What this task involves.
Please write out the stretch of lines from the one containing "svg-text:2.0M: 2.0M bbox=[56, 355, 82, 369]" through the one containing "svg-text:1.4M: 1.4M bbox=[56, 487, 82, 501]", both included, exactly as they appear.
__________
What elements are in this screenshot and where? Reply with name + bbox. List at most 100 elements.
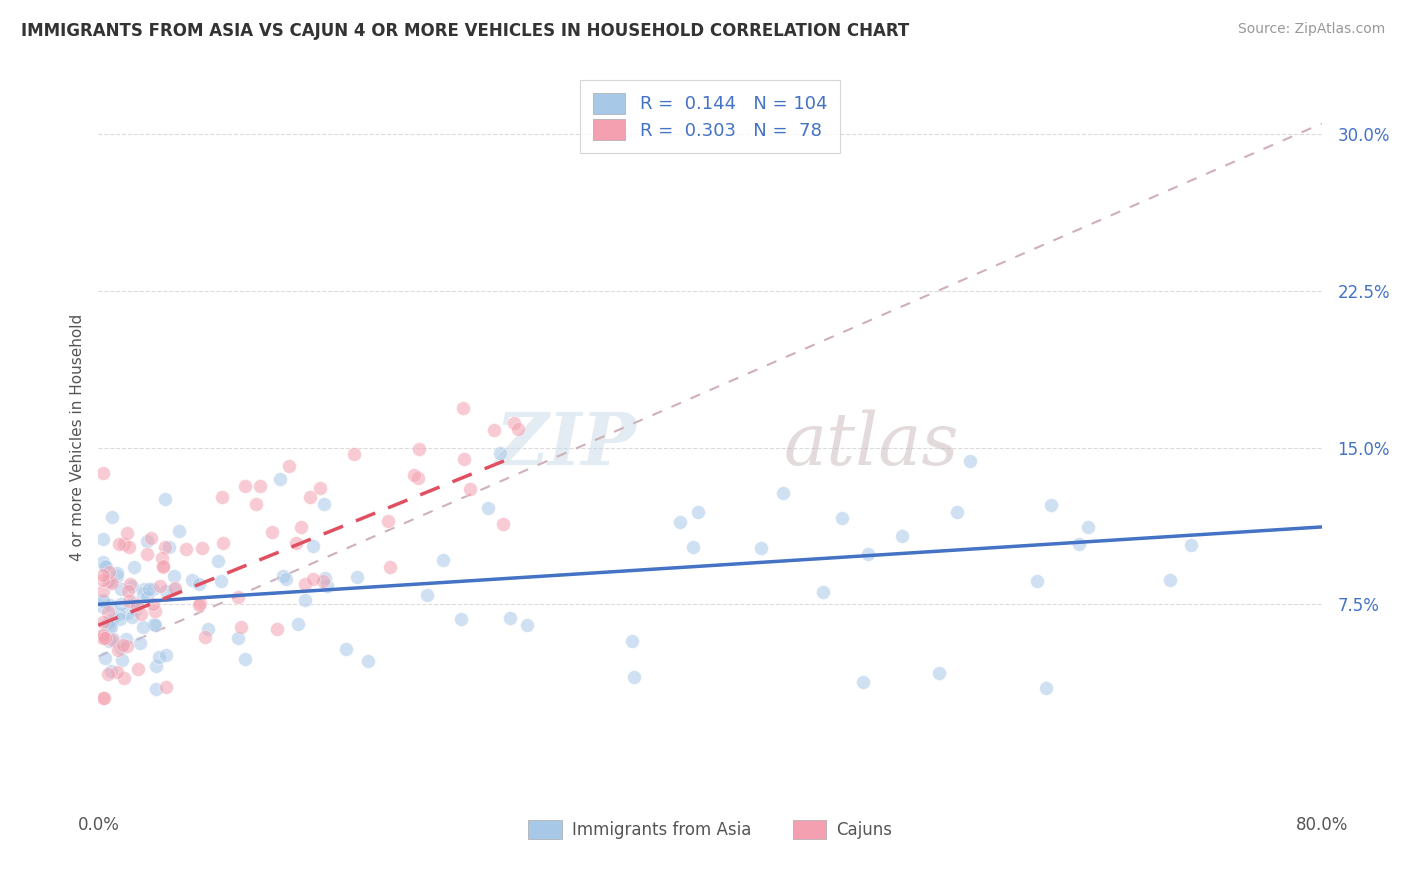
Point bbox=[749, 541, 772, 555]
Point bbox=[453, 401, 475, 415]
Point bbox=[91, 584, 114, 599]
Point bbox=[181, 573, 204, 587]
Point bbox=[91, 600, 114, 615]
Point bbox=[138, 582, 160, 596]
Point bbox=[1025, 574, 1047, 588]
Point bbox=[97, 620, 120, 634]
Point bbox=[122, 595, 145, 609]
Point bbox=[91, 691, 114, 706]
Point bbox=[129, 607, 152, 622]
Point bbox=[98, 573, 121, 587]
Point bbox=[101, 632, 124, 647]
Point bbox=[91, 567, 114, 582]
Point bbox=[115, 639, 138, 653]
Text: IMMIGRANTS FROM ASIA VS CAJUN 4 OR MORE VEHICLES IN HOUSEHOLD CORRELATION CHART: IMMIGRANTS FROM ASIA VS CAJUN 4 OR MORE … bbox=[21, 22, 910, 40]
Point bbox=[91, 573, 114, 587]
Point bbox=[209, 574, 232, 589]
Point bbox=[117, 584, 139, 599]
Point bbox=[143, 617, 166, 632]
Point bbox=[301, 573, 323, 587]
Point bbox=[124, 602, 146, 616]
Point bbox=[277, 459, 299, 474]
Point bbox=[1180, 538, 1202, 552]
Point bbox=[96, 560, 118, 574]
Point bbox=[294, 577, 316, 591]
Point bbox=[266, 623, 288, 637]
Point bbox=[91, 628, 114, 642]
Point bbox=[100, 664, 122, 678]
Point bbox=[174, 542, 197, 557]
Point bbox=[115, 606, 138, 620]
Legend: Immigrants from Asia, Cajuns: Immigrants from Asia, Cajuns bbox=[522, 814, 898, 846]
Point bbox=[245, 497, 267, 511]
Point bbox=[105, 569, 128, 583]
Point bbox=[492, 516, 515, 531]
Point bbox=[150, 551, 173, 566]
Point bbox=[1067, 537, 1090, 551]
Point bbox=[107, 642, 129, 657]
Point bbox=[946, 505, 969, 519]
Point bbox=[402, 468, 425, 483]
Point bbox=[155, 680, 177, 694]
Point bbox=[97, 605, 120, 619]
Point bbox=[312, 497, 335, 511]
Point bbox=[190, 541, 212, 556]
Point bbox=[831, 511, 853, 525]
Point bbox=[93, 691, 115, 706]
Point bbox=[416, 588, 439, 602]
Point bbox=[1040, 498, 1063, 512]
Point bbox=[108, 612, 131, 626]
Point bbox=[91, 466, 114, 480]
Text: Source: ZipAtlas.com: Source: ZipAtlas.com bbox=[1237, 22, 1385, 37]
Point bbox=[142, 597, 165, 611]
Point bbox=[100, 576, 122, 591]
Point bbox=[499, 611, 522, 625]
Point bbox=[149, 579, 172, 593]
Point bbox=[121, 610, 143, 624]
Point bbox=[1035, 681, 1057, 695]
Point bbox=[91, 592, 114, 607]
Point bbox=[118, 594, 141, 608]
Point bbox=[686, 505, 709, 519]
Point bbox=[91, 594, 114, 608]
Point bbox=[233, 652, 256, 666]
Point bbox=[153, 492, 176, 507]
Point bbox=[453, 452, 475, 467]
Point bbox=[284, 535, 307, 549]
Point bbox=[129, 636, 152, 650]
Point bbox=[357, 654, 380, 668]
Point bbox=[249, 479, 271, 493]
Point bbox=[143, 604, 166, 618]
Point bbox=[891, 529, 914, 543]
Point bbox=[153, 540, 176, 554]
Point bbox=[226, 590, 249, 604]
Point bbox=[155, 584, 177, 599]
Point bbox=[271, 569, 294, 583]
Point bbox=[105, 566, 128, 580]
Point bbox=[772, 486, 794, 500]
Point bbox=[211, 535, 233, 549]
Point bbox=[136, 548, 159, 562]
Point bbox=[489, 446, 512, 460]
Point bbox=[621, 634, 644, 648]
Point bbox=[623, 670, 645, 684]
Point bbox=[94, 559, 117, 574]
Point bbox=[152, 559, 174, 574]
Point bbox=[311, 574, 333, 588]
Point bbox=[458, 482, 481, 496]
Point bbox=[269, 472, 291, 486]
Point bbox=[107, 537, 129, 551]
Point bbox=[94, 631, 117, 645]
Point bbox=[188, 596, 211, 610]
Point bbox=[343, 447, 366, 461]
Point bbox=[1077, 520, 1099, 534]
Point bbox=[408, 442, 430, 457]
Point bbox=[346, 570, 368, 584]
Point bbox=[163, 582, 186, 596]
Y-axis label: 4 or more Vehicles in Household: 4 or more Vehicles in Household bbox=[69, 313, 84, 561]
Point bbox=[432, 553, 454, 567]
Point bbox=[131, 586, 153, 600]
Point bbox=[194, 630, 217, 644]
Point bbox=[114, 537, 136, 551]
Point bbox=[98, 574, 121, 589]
__________
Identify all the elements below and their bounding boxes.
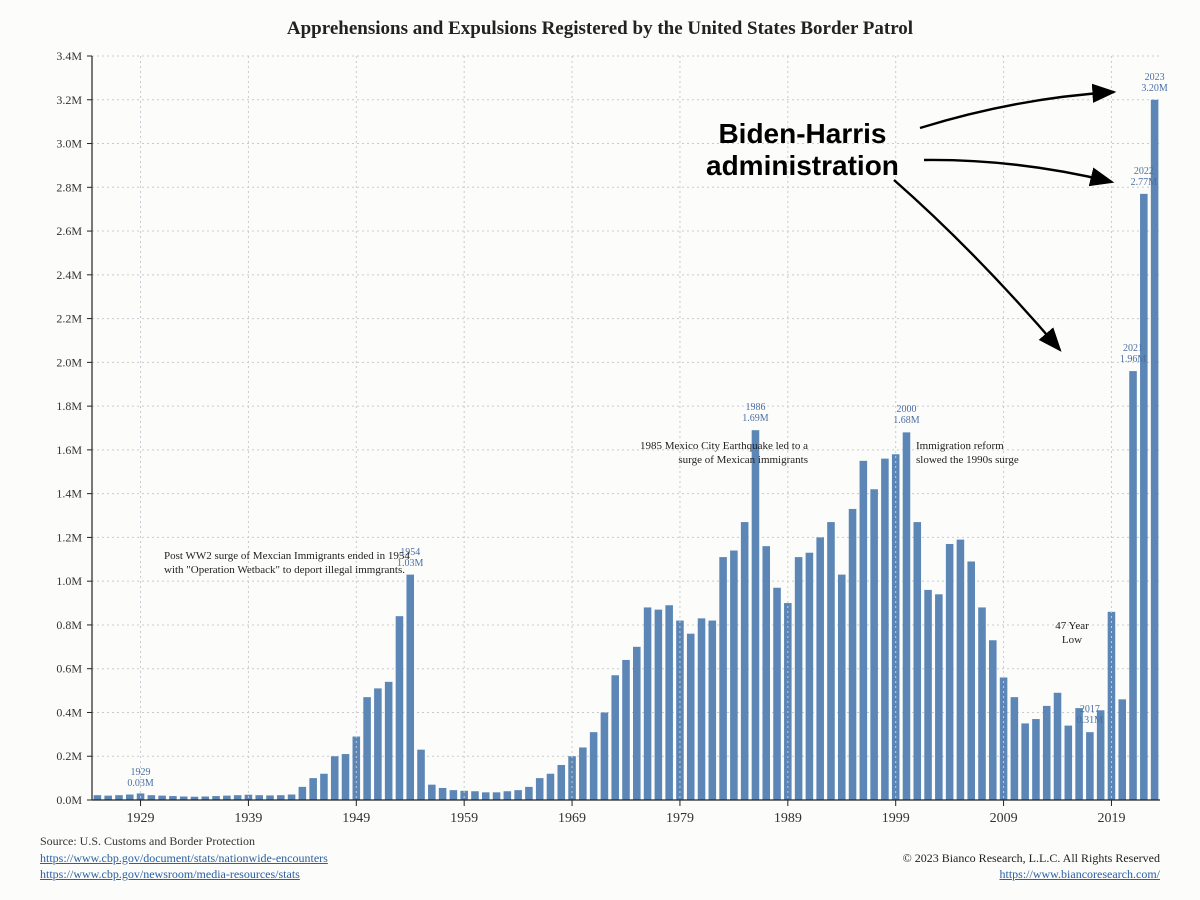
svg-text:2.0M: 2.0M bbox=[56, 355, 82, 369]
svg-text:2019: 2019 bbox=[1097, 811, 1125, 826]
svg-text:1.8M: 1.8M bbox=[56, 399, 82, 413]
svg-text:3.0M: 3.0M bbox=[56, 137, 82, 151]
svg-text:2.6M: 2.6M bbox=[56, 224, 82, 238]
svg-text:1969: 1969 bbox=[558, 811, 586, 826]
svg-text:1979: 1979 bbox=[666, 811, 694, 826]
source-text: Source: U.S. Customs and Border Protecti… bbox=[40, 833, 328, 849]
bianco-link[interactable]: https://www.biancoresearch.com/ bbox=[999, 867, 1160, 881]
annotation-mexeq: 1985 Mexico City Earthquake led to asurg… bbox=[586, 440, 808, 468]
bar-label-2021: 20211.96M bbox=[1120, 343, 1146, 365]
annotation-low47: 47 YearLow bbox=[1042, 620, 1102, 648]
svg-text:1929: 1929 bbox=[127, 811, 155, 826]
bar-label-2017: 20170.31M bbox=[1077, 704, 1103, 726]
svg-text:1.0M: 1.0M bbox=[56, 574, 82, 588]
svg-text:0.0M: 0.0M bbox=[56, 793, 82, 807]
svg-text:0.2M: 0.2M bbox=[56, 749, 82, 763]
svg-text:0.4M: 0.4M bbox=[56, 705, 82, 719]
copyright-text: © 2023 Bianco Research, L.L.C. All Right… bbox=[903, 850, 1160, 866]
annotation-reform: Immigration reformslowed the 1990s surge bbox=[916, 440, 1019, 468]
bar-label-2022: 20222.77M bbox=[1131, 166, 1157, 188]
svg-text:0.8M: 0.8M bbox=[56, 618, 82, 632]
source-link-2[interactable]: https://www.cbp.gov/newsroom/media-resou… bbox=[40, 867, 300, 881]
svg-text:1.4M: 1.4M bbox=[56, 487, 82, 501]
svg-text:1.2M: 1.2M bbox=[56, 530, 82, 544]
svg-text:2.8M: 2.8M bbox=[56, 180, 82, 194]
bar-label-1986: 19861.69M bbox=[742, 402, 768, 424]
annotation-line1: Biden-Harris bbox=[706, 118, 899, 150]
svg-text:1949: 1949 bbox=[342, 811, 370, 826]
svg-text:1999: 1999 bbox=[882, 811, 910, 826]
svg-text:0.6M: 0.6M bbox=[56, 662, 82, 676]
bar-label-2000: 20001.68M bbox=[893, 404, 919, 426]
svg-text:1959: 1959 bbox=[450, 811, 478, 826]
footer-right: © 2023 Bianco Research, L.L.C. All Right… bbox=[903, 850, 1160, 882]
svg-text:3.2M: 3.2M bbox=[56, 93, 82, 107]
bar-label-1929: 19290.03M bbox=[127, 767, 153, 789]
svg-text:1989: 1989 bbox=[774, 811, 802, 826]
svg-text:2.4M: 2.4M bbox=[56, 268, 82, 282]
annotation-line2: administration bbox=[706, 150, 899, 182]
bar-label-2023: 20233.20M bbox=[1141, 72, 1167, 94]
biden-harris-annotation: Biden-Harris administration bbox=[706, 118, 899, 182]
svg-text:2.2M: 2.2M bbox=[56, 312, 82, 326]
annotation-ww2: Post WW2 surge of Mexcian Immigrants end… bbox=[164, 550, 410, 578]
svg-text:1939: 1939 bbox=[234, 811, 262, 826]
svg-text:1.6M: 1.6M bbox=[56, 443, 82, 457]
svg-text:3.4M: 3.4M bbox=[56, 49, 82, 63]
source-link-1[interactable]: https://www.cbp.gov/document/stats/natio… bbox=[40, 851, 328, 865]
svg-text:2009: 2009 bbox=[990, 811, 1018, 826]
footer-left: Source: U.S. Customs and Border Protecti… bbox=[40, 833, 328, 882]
__________
Response.
svg-text:2.0M: 2.0M bbox=[56, 355, 82, 369]
svg-text:2019: 2019 bbox=[1097, 811, 1125, 826]
svg-text:1.8M: 1.8M bbox=[56, 399, 82, 413]
svg-text:3.0M: 3.0M bbox=[56, 137, 82, 151]
svg-text:2.6M: 2.6M bbox=[56, 224, 82, 238]
svg-text:1969: 1969 bbox=[558, 811, 586, 826]
svg-text:1979: 1979 bbox=[666, 811, 694, 826]
source-text: Source: U.S. Customs and Border Protecti… bbox=[40, 833, 328, 849]
bianco-link[interactable]: https://www.biancoresearch.com/ bbox=[999, 867, 1160, 881]
annotation-mexeq: 1985 Mexico City Earthquake led to asurg… bbox=[586, 440, 808, 468]
bar-label-2021: 20211.96M bbox=[1120, 343, 1146, 365]
annotation-low47: 47 YearLow bbox=[1042, 620, 1102, 648]
svg-text:1929: 1929 bbox=[127, 811, 155, 826]
bar-label-2017: 20170.31M bbox=[1077, 704, 1103, 726]
svg-text:1.0M: 1.0M bbox=[56, 574, 82, 588]
svg-text:0.0M: 0.0M bbox=[56, 793, 82, 807]
svg-text:0.2M: 0.2M bbox=[56, 749, 82, 763]
svg-text:0.4M: 0.4M bbox=[56, 705, 82, 719]
copyright-text: © 2023 Bianco Research, L.L.C. All Right… bbox=[903, 850, 1160, 866]
annotation-reform: Immigration reformslowed the 1990s surge bbox=[916, 440, 1019, 468]
bar-label-2022: 20222.77M bbox=[1131, 166, 1157, 188]
svg-text:0.8M: 0.8M bbox=[56, 618, 82, 632]
source-link-2[interactable]: https://www.cbp.gov/newsroom/media-resou… bbox=[40, 867, 300, 881]
svg-text:1.4M: 1.4M bbox=[56, 487, 82, 501]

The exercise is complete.